### Given problem
Return each line of the material verbatim.
———
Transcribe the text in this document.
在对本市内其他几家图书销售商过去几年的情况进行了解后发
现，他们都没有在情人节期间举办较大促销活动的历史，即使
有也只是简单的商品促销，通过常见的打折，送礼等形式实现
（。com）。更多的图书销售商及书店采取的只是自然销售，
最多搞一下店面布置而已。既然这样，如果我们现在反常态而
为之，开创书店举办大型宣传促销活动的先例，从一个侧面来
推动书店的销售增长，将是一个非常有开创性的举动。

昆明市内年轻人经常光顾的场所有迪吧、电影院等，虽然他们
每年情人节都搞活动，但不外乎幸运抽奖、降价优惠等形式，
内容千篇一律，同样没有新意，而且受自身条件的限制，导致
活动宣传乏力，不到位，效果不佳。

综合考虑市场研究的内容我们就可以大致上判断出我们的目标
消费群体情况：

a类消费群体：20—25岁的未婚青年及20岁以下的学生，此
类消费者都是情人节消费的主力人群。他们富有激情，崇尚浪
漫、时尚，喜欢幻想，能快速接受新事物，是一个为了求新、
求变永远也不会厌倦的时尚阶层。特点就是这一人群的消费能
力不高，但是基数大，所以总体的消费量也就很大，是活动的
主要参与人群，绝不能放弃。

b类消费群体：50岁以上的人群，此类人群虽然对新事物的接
———
### Written response
Transcribe the text in this document.
在对本市内其他几家图书销售商过去几年的情况进行了解后发
现，他们都没有在情人节期间举办较大促销活动的历史，即使
有也只是简单的商品促销，通过常见的打折，送礼等形式实现
（。com）。更多的图书销售商及书店采取的只是自然销售，
最多搞一下店面布置而已。既然这样，如果我们现在反常态而
为之，开创书店举办大型宣传促销活动的先例，从一个侧面来
推动书店的销售增长，将是一个非常有开创性的举动。

昆明市内年轻人经常光顾的场所有迪吧、电影院等，虽然他们
每年情人节都搞活动，但不外乎幸运抽奖、降价优惠等形式，
内容千篇一律，同样没有新意，而且受自身条件的限制，导致
活动宣传乏力，不到位，效果不佳。

综合考虑市场研究的内容我们就可以大致上判断出我们的目标
消费群体情况：

a类消费群体：20—25岁的未婚青年及20岁以下的学生，此
类消费者都是情人节消费的主力人群。他们富有激情，崇尚浪
漫、时尚，喜欢幻想，能快速接受新事物，是一个为了求新、
求变永远也不会厌倦的时尚阶层。特点就是这一人群的消费能
力不高，但是基数大，所以总体的消费量也就很大，是活动的
主要参与人群，绝不能放弃。

b类消费群体：50岁以上的人群，此类人群虽然对新事物的接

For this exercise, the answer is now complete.